→ **TASK MATERIAL**
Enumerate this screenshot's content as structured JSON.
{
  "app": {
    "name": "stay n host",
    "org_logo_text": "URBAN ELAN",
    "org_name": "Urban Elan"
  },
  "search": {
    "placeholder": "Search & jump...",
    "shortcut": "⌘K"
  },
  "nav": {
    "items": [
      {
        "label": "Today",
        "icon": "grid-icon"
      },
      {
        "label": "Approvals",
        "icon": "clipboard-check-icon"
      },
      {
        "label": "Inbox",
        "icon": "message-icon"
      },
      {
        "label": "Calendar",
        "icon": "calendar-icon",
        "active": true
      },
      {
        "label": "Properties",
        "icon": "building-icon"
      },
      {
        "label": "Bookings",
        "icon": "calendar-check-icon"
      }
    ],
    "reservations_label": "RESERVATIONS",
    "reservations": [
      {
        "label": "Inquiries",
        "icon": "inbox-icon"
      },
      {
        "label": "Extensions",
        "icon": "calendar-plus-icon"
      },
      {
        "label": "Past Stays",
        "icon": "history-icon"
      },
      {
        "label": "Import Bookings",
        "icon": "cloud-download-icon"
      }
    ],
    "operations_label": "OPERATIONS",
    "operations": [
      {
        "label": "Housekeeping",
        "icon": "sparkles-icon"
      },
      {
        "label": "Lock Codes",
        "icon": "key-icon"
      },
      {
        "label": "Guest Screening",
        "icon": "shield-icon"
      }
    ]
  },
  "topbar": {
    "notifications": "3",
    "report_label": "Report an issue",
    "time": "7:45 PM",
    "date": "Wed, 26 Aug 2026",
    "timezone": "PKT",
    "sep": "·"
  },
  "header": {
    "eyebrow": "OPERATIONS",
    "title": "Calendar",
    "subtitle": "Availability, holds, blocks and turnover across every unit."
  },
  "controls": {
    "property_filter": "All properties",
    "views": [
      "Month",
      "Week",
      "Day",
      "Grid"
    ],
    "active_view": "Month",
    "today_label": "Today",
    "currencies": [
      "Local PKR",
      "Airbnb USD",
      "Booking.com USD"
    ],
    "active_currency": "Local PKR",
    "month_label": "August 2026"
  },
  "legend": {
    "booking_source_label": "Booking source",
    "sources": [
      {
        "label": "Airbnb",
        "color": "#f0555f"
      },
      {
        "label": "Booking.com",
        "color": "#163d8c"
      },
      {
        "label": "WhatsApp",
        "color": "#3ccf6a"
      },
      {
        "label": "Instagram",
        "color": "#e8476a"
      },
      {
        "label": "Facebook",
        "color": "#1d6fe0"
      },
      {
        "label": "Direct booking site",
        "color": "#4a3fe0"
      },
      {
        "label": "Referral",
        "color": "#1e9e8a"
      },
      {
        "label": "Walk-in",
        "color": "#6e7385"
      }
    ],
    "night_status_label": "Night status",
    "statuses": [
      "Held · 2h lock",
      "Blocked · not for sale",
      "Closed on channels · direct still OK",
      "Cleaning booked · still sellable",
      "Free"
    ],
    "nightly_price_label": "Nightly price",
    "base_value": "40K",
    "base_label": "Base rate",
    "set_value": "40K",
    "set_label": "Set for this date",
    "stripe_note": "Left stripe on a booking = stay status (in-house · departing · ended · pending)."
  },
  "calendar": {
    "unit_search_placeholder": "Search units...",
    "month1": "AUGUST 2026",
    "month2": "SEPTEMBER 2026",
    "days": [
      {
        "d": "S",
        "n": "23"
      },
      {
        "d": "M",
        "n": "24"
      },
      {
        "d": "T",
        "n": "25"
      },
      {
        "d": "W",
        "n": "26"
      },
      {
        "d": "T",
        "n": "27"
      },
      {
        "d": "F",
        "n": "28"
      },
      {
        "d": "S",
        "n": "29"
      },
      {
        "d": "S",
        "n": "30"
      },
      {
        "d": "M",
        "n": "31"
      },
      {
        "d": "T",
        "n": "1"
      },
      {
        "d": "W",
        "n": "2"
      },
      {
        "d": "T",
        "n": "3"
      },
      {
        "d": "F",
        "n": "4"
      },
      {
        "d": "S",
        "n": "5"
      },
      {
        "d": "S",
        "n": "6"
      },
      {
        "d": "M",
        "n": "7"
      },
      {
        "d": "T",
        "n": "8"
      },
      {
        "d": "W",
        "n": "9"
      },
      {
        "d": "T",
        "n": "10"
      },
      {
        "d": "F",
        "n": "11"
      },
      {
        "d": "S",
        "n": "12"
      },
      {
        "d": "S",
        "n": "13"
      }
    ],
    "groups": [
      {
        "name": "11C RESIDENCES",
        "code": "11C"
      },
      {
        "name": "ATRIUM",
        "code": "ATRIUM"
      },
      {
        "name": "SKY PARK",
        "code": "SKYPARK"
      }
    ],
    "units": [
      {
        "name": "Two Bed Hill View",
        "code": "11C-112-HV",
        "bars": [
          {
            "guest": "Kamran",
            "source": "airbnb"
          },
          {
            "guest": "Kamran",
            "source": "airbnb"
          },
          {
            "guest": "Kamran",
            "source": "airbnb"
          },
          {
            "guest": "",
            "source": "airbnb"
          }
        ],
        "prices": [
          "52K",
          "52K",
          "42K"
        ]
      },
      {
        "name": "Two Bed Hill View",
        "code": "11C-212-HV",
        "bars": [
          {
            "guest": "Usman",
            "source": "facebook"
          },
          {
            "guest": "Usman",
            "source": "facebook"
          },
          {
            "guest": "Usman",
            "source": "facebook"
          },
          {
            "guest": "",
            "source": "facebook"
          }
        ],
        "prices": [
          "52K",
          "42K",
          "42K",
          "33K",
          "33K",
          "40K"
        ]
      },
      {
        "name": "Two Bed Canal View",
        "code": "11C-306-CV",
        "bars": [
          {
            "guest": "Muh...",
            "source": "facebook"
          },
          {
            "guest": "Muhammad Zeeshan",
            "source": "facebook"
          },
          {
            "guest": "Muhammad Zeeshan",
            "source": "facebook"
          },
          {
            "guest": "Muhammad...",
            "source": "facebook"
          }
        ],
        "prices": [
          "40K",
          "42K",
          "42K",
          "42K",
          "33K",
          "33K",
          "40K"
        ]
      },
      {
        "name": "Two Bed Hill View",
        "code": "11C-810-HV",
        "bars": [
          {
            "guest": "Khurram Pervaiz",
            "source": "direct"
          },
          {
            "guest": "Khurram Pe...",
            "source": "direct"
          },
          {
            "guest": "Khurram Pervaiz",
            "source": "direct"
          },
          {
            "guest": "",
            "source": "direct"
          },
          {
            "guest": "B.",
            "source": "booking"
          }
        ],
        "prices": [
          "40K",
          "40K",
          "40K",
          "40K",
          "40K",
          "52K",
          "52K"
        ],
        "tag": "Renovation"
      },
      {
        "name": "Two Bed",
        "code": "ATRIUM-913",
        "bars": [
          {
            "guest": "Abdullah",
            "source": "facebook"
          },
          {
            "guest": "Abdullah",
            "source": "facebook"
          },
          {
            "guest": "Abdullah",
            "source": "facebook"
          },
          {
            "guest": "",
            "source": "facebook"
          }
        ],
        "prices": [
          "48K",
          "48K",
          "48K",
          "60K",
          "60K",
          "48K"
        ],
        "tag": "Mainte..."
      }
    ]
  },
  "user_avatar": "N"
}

→ **EXERCISE TASK**
Pick out each line containing "units" and report it.

→ **COMPLETED TASK**
    "unit_search_placeholder": "Search units...",
    "units": [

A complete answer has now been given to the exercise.